### WRITTEN INSTRUCTION:
In the data, extract each line that holds the string "type".

### PROVIDED DATA:
* Start *

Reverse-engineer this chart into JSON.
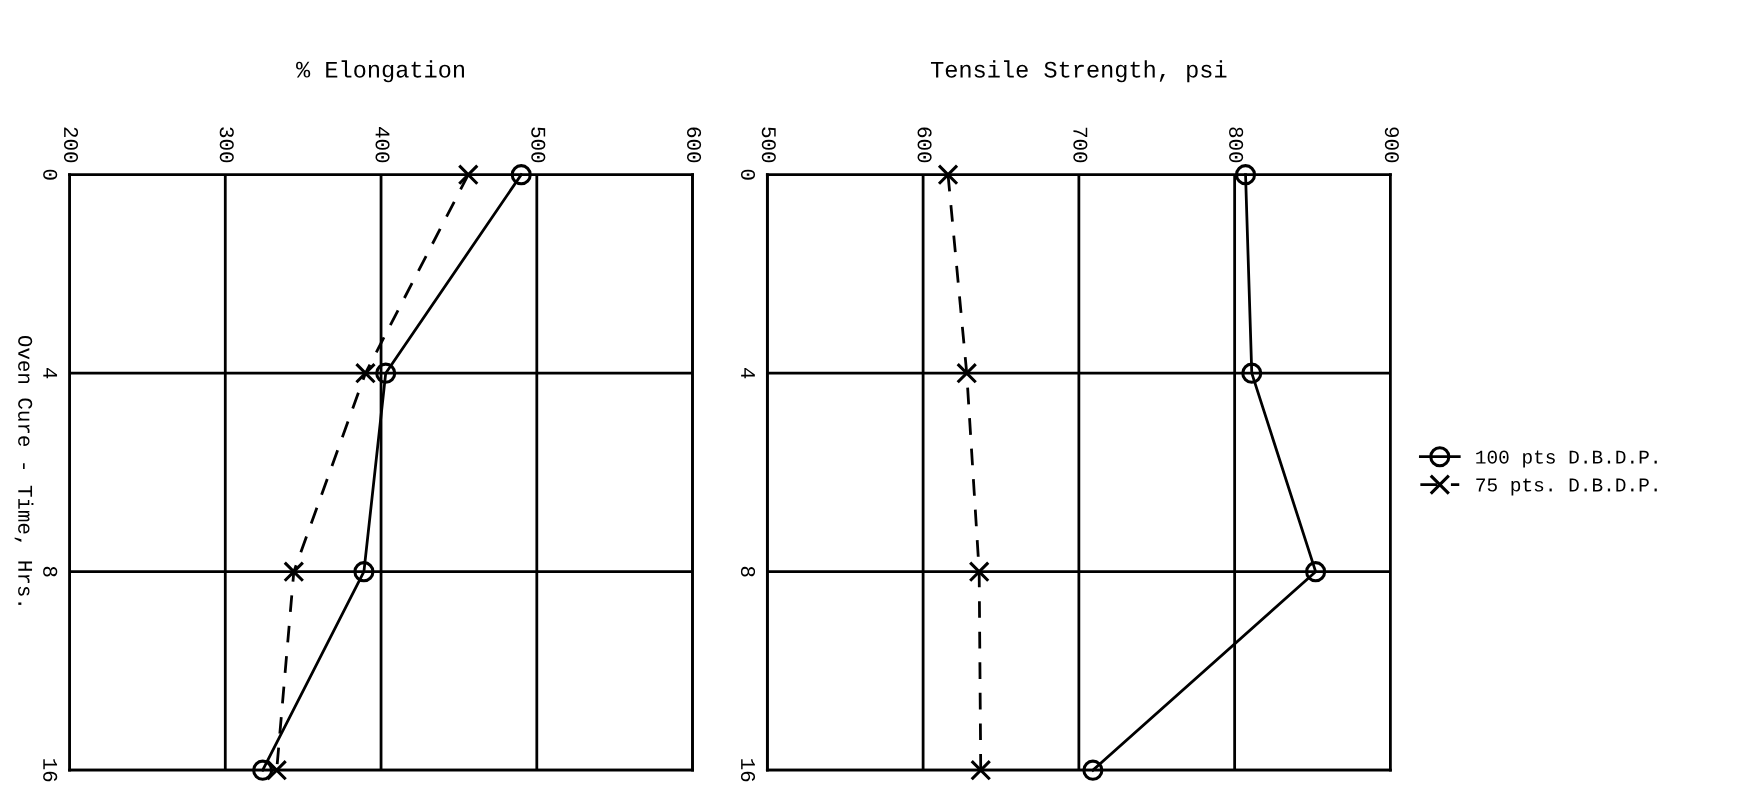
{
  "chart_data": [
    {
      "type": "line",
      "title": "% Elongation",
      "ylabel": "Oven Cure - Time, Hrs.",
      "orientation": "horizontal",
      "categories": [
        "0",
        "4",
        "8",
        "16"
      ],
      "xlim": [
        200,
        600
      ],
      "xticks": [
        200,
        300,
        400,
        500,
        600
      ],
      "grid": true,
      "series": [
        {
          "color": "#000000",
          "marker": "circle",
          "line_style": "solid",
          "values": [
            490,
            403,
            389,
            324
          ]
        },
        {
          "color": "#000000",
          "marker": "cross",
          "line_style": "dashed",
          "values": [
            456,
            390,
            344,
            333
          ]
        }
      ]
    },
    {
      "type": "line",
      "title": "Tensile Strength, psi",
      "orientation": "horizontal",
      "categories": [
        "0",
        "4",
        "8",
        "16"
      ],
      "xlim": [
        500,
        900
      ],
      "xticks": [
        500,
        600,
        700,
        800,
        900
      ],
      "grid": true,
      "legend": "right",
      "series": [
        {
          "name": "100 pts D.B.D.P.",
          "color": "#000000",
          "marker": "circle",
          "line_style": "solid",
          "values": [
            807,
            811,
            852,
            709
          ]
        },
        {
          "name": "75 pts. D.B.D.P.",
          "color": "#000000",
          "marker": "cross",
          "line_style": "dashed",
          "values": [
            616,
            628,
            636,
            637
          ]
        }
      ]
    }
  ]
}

* End *
* Start *

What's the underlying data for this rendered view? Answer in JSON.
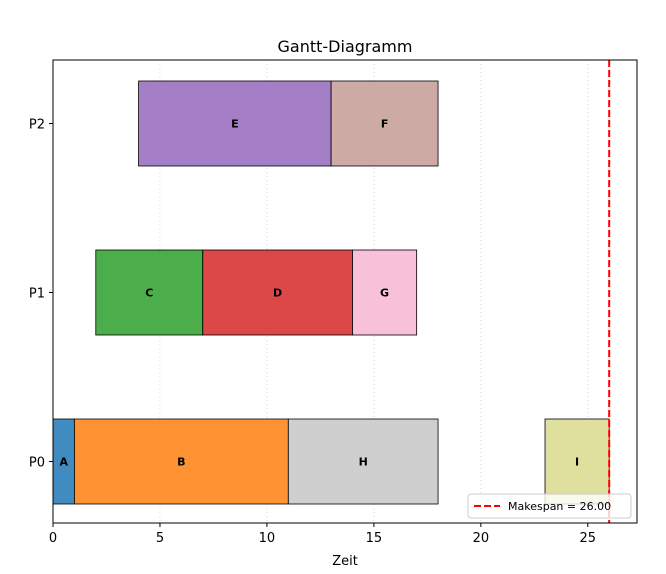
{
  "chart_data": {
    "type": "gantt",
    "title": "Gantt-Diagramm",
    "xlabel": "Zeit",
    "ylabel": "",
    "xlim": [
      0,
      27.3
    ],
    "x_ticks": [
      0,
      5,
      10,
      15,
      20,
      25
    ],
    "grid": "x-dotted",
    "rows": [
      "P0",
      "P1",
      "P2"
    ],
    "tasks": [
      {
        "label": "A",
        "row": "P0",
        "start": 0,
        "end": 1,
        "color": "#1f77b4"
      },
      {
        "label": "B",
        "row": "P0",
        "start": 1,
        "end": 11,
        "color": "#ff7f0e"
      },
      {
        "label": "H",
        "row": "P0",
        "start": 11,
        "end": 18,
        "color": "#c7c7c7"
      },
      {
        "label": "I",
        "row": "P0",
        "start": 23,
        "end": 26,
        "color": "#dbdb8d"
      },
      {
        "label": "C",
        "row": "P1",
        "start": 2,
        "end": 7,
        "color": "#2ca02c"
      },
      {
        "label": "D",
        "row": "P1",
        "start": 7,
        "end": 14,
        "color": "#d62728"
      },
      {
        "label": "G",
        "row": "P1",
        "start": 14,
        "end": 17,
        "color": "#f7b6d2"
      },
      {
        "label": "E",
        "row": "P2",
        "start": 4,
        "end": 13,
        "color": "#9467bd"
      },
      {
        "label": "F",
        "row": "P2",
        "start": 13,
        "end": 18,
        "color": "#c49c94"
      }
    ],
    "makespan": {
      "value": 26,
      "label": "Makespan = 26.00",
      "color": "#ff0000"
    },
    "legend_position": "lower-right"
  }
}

* End *
* Start *

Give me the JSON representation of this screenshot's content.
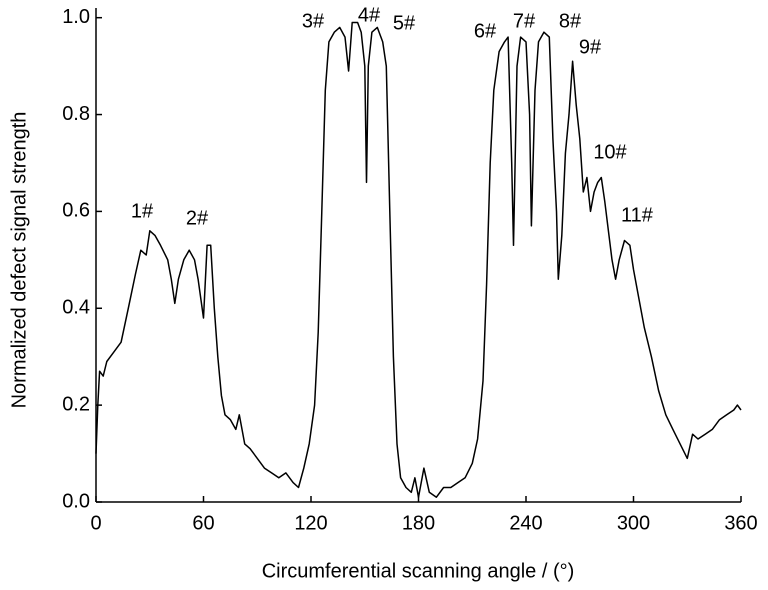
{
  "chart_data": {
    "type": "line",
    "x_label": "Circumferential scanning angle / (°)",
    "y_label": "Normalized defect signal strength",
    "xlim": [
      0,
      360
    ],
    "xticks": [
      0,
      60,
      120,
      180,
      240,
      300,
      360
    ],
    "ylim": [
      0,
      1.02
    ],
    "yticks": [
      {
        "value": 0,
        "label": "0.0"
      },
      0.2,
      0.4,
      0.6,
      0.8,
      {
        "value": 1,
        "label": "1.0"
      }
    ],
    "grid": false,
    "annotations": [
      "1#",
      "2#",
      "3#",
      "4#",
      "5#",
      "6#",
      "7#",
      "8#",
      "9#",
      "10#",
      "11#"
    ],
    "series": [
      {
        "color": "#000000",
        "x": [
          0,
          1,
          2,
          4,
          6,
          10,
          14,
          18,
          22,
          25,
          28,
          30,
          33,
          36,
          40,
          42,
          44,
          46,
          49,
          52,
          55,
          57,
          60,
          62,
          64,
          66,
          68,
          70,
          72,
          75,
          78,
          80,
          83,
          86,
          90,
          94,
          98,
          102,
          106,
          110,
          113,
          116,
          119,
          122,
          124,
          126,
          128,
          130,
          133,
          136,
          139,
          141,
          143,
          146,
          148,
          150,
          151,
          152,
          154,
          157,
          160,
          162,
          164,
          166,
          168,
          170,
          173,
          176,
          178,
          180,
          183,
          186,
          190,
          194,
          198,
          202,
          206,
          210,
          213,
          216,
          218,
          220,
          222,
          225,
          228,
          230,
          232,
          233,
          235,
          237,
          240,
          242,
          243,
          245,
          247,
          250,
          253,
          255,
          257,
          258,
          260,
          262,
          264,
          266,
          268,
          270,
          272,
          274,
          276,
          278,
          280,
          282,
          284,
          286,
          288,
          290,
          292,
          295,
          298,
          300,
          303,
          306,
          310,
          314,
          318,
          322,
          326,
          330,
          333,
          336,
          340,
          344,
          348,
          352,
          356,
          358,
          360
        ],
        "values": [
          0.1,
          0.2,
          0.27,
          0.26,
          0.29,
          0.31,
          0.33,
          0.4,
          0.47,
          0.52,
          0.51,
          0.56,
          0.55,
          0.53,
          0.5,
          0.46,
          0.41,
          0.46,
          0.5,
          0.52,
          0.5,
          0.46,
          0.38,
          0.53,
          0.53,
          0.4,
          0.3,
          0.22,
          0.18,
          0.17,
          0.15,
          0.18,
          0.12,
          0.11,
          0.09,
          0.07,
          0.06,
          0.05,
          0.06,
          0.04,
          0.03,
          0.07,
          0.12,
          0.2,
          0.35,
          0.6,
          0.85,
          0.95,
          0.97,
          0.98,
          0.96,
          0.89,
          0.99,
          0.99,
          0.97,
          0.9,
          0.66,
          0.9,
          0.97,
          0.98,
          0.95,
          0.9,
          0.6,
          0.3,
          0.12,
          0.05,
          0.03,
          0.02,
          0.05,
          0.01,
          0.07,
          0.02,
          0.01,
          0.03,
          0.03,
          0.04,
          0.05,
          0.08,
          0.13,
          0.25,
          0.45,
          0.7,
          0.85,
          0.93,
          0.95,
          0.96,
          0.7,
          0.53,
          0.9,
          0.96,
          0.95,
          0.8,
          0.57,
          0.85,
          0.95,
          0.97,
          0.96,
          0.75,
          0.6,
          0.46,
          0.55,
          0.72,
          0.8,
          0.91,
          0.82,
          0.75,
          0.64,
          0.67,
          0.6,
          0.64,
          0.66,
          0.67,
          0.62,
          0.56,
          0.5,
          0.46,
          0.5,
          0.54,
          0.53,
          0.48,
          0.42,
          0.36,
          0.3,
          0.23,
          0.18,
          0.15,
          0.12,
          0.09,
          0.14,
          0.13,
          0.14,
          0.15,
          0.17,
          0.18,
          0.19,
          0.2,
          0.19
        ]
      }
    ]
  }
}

* End *

### OUTPUT FOR THIS EXERCISE:
      "type": "line",
      "type": "line",
    "type": "gantt",
    "type": "line",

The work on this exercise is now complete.